[Collected data]
—————
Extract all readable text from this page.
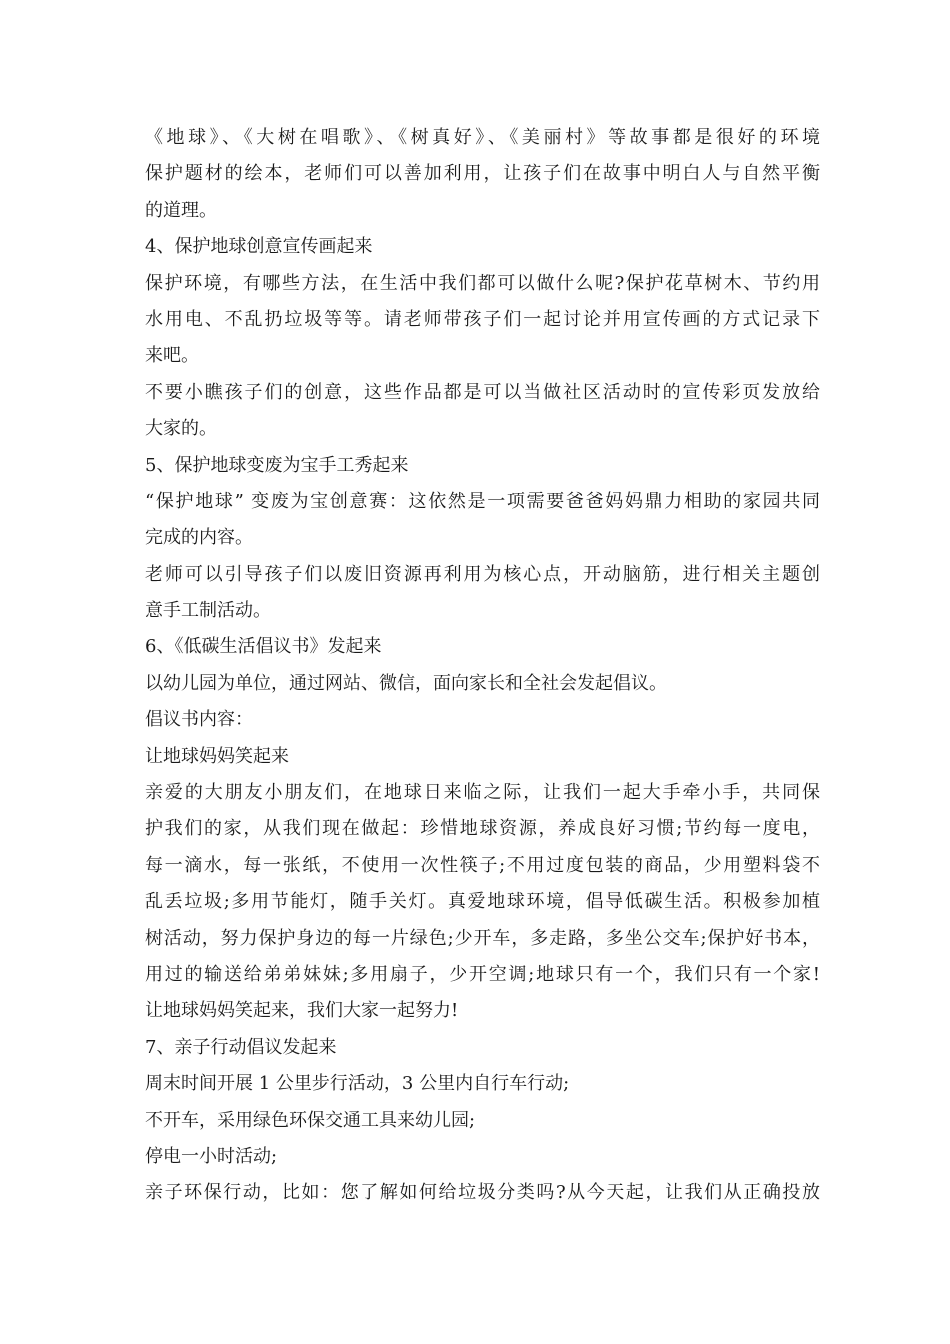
《地球》、《大树在唱歌》、《树真好》、《美丽村》等故事都是很好的环境
保护题材的绘本，老师们可以善加利用，让孩子们在故事中明白人与自然平衡
的道理。
4、保护地球创意宣传画起来
保护环境，有哪些方法，在生活中我们都可以做什么呢?保护花草树木、节约用
水用电、不乱扔垃圾等等。请老师带孩子们一起讨论并用宣传画的方式记录下
来吧。
不要小瞧孩子们的创意，这些作品都是可以当做社区活动时的宣传彩页发放给
大家的。
5、保护地球变废为宝手工秀起来
“保护地球” 变废为宝创意赛：这依然是一项需要爸爸妈妈鼎力相助的家园共同
完成的内容。
老师可以引导孩子们以废旧资源再利用为核心点，开动脑筋，进行相关主题创
意手工制活动。
6、《低碳生活倡议书》发起来
以幼儿园为单位，通过网站、微信，面向家长和全社会发起倡议。
倡议书内容：
让地球妈妈笑起来
亲爱的大朋友小朋友们，在地球日来临之际，让我们一起大手牵小手，共同保
护我们的家，从我们现在做起：珍惜地球资源，养成良好习惯;节约每一度电，
每一滴水，每一张纸，不使用一次性筷子;不用过度包装的商品，少用塑料袋不
乱丢垃圾;多用节能灯，随手关灯。真爱地球环境，倡导低碳生活。积极参加植
树活动，努力保护身边的每一片绿色;少开车，多走路，多坐公交车;保护好书本，
用过的输送给弟弟妹妹;多用扇子，少开空调;地球只有一个，我们只有一个家!
让地球妈妈笑起来，我们大家一起努力!
7、亲子行动倡议发起来
周末时间开展 1 公里步行活动，3 公里内自行车行动;
不开车，采用绿色环保交通工具来幼儿园;
停电一小时活动;
亲子环保行动，比如：您了解如何给垃圾分类吗?从今天起，让我们从正确投放
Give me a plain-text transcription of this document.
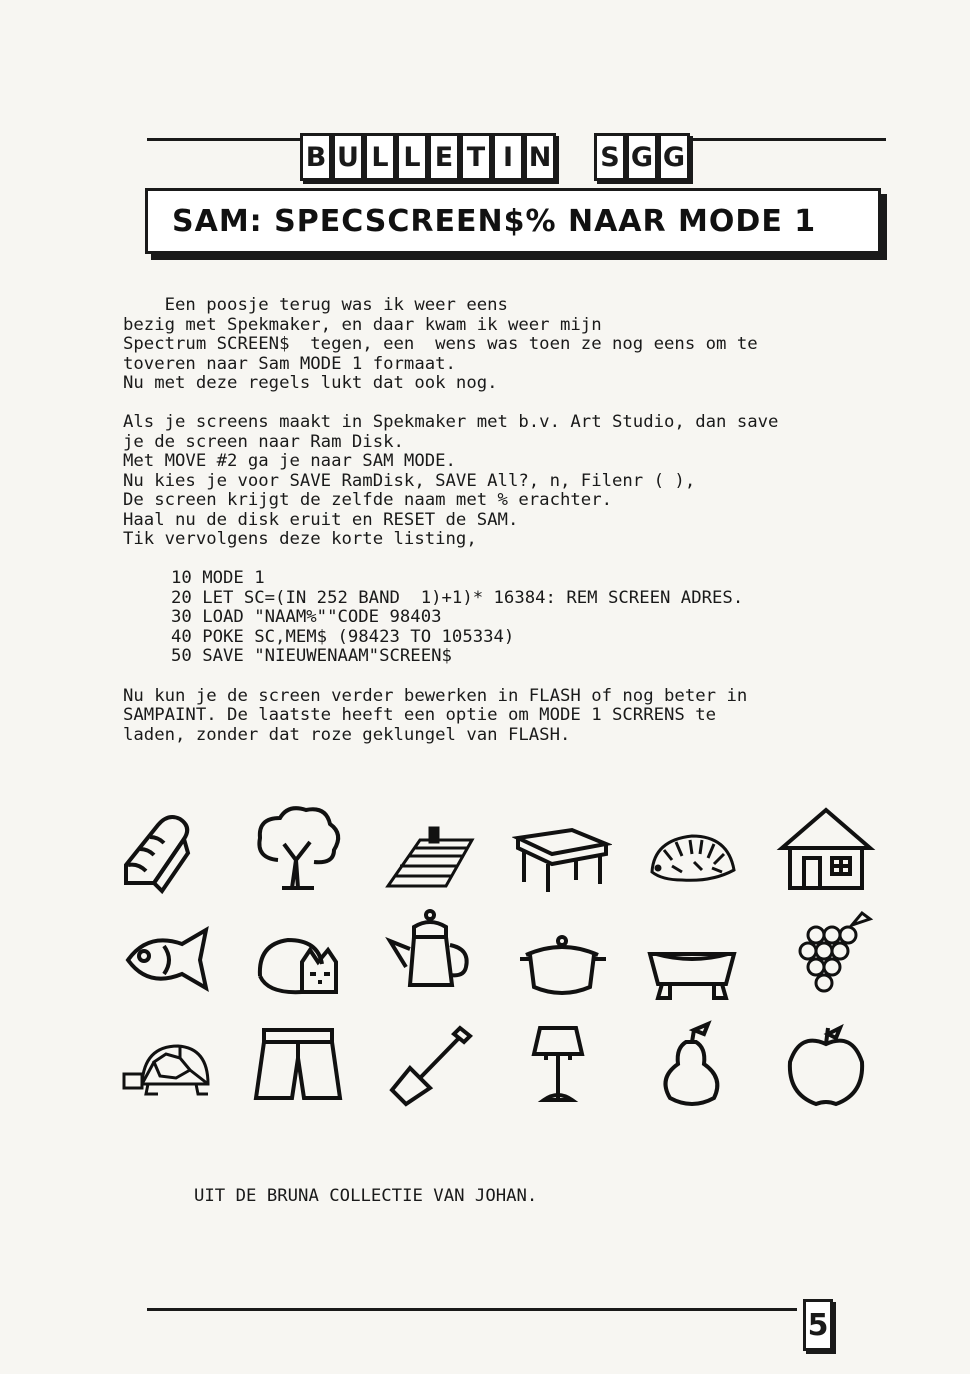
B U L L E T I N S G G
SAM: SPECSCREEN$% NAAR MODE 1
Een poosje terug was ik weer eens
bezig met Spekmaker, en daar kwam ik weer mijn
Spectrum SCREEN$  tegen, een  wens was toen ze nog eens om te
toveren naar Sam MODE 1 formaat.
Nu met deze regels lukt dat ook nog.
Als je screens maakt in Spekmaker met b.v. Art Studio, dan save
je de screen naar Ram Disk.
Met MOVE #2 ga je naar SAM MODE.
Nu kies je voor SAVE RamDisk, SAVE All?, n, Filenr ( ),
De screen krijgt de zelfde naam met % erachter.
Haal nu de disk eruit en RESET de SAM.
Tik vervolgens deze korte listing,
10 MODE 1
20 LET SC=(IN 252 BAND  1)+1)* 16384: REM SCREEN ADRES.
30 LOAD "NAAM%""CODE 98403
40 POKE SC,MEM$ (98423 TO 105334)
50 SAVE "NIEUWENAAM"SCREEN$
Nu kun je de screen verder bewerken in FLASH of nog beter in
SAMPAINT. De laatste heeft een optie om MODE 1 SCRRENS te
laden, zonder dat roze geklungel van FLASH.
UIT DE BRUNA COLLECTIE VAN JOHAN.
5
—————
*DO THIS:*
Transcribe all of the material exactly, leaving out whatever pictures it contains.

*WRITTEN SOLUTION:*
Extract all readable text from this page.
《地球》、《大树在唱歌》、《树真好》、《美丽村》等故事都是很好的环境
保护题材的绘本，老师们可以善加利用，让孩子们在故事中明白人与自然平衡
的道理。
4、保护地球创意宣传画起来
保护环境，有哪些方法，在生活中我们都可以做什么呢?保护花草树木、节约用
水用电、不乱扔垃圾等等。请老师带孩子们一起讨论并用宣传画的方式记录下
来吧。
不要小瞧孩子们的创意，这些作品都是可以当做社区活动时的宣传彩页发放给
大家的。
5、保护地球变废为宝手工秀起来
“保护地球” 变废为宝创意赛：这依然是一项需要爸爸妈妈鼎力相助的家园共同
完成的内容。
老师可以引导孩子们以废旧资源再利用为核心点，开动脑筋，进行相关主题创
意手工制活动。
6、《低碳生活倡议书》发起来
以幼儿园为单位，通过网站、微信，面向家长和全社会发起倡议。
倡议书内容：
让地球妈妈笑起来
亲爱的大朋友小朋友们，在地球日来临之际，让我们一起大手牵小手，共同保
护我们的家，从我们现在做起：珍惜地球资源，养成良好习惯;节约每一度电，
每一滴水，每一张纸，不使用一次性筷子;不用过度包装的商品，少用塑料袋不
乱丢垃圾;多用节能灯，随手关灯。真爱地球环境，倡导低碳生活。积极参加植
树活动，努力保护身边的每一片绿色;少开车，多走路，多坐公交车;保护好书本，
用过的输送给弟弟妹妹;多用扇子，少开空调;地球只有一个，我们只有一个家!
让地球妈妈笑起来，我们大家一起努力!
7、亲子行动倡议发起来
周末时间开展 1 公里步行活动，3 公里内自行车行动;
不开车，采用绿色环保交通工具来幼儿园;
停电一小时活动;
亲子环保行动，比如：您了解如何给垃圾分类吗?从今天起，让我们从正确投放
Give me a plain-text transcription of this document.
B U L L E T I N S G G
SAM: SPECSCREEN$% NAAR MODE 1
Een poosje terug was ik weer eens
bezig met Spekmaker, en daar kwam ik weer mijn
Spectrum SCREEN$  tegen, een  wens was toen ze nog eens om te
toveren naar Sam MODE 1 formaat.
Nu met deze regels lukt dat ook nog.
Als je screens maakt in Spekmaker met b.v. Art Studio, dan save
je de screen naar Ram Disk.
Met MOVE #2 ga je naar SAM MODE.
Nu kies je voor SAVE RamDisk, SAVE All?, n, Filenr ( ),
De screen krijgt de zelfde naam met % erachter.
Haal nu de disk eruit en RESET de SAM.
Tik vervolgens deze korte listing,
10 MODE 1
20 LET SC=(IN 252 BAND  1)+1)* 16384: REM SCREEN ADRES.
30 LOAD "NAAM%""CODE 98403
40 POKE SC,MEM$ (98423 TO 105334)
50 SAVE "NIEUWENAAM"SCREEN$
Nu kun je de screen verder bewerken in FLASH of nog beter in
SAMPAINT. De laatste heeft een optie om MODE 1 SCRRENS te
laden, zonder dat roze geklungel van FLASH.
UIT DE BRUNA COLLECTIE VAN JOHAN.
5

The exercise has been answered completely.